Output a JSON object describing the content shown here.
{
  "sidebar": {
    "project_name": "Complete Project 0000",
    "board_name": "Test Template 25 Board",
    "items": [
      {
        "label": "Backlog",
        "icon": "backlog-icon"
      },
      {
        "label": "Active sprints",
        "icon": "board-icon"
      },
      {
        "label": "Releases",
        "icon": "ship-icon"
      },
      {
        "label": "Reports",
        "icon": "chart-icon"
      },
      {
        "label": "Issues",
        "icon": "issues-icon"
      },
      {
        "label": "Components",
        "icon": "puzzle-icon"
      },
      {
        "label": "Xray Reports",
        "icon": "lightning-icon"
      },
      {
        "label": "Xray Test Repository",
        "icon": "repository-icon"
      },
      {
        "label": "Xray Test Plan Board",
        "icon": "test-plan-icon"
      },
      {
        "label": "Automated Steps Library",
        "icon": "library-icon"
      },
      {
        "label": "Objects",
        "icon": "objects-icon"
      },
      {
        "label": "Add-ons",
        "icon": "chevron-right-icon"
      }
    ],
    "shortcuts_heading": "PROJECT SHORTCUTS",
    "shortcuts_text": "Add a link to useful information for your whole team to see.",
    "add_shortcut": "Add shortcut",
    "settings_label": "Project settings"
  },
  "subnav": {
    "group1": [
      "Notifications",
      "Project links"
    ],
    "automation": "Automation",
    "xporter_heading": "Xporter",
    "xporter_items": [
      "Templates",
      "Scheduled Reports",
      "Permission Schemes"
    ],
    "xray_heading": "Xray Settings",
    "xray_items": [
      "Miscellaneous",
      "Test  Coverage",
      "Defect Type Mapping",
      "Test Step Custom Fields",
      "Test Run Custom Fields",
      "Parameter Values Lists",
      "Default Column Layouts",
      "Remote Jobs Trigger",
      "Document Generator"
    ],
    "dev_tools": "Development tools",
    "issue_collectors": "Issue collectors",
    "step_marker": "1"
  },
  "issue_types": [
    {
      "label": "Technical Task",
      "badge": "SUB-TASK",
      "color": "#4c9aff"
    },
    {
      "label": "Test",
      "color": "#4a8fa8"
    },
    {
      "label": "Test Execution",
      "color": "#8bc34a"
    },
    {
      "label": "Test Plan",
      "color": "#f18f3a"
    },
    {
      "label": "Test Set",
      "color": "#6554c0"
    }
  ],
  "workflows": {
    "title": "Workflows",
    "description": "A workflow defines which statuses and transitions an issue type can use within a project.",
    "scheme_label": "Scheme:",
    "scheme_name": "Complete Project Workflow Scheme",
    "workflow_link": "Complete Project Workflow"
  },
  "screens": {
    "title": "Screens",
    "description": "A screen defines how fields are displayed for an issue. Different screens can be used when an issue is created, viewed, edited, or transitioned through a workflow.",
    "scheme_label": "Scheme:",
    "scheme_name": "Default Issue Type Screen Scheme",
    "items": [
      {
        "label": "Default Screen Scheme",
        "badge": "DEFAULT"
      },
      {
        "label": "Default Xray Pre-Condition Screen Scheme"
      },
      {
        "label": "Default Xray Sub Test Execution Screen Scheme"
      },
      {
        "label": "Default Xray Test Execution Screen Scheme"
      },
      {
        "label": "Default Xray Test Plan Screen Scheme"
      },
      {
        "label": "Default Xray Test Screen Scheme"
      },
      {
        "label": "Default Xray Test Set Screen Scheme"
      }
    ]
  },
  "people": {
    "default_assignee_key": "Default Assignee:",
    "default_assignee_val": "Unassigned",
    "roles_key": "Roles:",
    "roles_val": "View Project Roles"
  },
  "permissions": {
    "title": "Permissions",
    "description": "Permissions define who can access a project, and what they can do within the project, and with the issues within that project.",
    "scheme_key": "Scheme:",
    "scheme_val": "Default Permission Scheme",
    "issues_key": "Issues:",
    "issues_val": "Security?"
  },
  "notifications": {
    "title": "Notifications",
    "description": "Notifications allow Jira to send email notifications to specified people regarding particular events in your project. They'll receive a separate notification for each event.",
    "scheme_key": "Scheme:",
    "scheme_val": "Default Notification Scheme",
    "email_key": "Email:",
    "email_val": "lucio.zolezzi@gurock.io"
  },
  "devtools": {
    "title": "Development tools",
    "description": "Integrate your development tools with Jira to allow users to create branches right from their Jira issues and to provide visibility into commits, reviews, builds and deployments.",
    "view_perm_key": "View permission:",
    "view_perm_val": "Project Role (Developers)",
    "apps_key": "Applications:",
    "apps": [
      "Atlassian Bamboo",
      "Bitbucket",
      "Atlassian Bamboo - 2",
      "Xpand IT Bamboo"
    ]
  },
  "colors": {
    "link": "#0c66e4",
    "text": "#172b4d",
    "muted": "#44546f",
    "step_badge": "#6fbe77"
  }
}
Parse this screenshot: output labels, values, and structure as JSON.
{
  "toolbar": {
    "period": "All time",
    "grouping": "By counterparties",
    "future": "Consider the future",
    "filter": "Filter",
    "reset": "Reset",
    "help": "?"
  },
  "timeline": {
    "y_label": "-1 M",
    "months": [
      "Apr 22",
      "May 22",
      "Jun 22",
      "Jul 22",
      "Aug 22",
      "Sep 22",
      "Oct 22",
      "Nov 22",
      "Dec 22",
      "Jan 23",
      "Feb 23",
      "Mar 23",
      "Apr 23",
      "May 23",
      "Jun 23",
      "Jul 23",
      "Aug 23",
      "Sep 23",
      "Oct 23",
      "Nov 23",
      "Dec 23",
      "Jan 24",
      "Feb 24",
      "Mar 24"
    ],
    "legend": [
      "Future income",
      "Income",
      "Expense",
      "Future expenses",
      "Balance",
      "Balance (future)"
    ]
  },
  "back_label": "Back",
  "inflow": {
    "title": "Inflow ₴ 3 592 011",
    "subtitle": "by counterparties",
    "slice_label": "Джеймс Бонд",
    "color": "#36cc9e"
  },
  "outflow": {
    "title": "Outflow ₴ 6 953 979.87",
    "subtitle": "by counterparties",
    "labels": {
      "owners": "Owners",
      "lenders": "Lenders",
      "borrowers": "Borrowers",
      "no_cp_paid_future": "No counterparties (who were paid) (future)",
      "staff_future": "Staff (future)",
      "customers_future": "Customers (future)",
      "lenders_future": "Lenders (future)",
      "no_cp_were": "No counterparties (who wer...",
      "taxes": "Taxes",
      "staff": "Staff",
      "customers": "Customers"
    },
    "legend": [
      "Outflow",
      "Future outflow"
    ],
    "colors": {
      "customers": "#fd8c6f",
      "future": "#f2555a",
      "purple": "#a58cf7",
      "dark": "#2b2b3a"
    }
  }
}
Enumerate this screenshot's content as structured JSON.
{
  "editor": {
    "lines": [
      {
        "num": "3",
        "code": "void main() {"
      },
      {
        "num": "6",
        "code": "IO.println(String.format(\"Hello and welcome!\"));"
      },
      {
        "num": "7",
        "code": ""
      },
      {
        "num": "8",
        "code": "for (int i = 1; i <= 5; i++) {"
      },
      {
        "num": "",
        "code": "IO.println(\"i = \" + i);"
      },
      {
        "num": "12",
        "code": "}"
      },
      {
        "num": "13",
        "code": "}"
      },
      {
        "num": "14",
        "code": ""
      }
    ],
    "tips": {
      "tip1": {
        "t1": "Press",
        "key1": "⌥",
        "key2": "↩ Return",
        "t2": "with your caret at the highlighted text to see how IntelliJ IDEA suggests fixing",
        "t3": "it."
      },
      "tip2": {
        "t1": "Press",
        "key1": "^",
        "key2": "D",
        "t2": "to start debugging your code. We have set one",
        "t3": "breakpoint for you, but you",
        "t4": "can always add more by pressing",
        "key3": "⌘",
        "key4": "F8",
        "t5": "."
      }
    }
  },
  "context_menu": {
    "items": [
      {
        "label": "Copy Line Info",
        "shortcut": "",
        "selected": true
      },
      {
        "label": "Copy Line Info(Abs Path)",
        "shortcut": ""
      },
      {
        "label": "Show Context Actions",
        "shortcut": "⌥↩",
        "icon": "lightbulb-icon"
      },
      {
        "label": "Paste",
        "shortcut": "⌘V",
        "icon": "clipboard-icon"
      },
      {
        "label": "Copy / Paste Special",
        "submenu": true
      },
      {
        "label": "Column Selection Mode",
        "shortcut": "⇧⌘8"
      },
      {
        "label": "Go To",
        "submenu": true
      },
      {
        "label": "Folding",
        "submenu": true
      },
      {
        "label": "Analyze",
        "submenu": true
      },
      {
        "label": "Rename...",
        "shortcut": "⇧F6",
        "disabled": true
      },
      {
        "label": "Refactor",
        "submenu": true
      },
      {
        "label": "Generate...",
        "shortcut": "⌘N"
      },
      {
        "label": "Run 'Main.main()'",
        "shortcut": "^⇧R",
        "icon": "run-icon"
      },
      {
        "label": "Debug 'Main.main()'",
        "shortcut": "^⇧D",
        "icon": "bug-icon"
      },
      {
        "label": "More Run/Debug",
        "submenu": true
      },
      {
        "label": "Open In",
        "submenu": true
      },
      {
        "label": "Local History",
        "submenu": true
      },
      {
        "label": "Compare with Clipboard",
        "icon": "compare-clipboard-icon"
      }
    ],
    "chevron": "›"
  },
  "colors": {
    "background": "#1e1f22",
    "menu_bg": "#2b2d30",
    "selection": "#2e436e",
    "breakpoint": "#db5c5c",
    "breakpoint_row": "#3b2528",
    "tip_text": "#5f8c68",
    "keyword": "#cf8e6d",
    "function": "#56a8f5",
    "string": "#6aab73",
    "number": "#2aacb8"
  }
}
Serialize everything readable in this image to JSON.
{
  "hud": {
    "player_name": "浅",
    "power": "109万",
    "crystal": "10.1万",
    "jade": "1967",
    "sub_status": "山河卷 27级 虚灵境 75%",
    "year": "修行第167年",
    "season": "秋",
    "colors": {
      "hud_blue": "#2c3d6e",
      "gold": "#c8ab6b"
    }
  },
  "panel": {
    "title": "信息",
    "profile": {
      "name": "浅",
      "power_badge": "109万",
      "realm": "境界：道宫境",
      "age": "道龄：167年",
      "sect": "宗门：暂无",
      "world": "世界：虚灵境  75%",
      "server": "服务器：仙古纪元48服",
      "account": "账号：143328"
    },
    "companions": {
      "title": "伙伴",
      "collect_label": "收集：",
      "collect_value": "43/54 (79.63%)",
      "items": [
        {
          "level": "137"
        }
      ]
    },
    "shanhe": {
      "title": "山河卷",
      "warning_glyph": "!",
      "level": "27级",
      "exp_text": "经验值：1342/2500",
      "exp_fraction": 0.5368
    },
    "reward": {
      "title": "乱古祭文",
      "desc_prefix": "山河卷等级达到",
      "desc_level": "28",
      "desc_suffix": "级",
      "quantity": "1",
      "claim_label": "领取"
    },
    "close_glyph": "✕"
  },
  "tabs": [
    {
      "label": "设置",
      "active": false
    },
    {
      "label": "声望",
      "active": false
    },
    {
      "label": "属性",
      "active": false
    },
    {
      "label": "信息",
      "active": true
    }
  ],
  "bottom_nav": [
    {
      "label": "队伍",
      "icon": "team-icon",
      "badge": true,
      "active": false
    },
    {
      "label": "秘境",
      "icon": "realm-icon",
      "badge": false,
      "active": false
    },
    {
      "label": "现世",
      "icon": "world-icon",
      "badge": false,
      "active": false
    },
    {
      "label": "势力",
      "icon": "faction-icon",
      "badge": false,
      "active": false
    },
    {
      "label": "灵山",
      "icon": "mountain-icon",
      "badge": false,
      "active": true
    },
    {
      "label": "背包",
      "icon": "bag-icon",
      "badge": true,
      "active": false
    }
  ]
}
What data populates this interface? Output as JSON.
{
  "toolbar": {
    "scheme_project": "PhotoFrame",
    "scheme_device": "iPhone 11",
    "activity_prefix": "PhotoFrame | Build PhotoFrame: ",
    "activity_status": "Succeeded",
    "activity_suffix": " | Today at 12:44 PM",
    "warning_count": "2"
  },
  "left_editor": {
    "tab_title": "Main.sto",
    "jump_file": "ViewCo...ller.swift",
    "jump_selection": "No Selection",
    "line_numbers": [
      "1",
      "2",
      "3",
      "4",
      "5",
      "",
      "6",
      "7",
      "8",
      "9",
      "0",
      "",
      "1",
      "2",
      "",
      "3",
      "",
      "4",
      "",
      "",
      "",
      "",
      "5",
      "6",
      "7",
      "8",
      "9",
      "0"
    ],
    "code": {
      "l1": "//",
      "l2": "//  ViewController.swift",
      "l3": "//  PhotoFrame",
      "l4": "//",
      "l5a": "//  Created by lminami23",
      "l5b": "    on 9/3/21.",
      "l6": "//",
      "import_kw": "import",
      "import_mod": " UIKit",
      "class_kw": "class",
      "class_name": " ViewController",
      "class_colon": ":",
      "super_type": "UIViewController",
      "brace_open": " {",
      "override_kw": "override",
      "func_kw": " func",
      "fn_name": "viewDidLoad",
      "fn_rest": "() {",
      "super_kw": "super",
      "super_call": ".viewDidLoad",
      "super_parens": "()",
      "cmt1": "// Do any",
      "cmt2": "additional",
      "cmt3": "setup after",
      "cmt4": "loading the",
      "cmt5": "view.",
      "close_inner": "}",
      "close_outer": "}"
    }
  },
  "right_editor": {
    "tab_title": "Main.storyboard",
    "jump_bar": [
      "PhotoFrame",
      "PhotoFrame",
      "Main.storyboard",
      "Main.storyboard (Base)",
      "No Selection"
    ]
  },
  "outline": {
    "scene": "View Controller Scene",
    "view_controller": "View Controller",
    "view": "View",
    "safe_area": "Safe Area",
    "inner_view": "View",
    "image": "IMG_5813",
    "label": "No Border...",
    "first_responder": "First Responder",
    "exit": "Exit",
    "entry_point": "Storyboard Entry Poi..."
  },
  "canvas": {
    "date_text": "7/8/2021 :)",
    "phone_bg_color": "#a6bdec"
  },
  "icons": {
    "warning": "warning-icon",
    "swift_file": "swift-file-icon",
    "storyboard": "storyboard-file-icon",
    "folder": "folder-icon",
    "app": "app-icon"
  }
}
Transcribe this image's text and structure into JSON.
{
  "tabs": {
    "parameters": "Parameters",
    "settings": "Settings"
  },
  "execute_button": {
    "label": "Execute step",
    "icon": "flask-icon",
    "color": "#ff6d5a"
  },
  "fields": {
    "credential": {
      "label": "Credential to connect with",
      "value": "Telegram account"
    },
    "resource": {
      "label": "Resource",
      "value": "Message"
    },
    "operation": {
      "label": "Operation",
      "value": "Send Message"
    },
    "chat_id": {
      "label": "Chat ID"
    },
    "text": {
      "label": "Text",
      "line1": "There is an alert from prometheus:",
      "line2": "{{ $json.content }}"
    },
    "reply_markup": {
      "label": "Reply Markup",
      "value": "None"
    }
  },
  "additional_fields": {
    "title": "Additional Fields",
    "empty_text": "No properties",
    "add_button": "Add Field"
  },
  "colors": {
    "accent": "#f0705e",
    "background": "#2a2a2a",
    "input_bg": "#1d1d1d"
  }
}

▬▬▬▬▬▬▬▬▬▬

▶ [Aim]:
Show each line of the data that contains the string "team".

▶ [Final result]:
    "shortcuts_text": "Add a link to useful information for your whole team to see.",
      "icon": "team-icon",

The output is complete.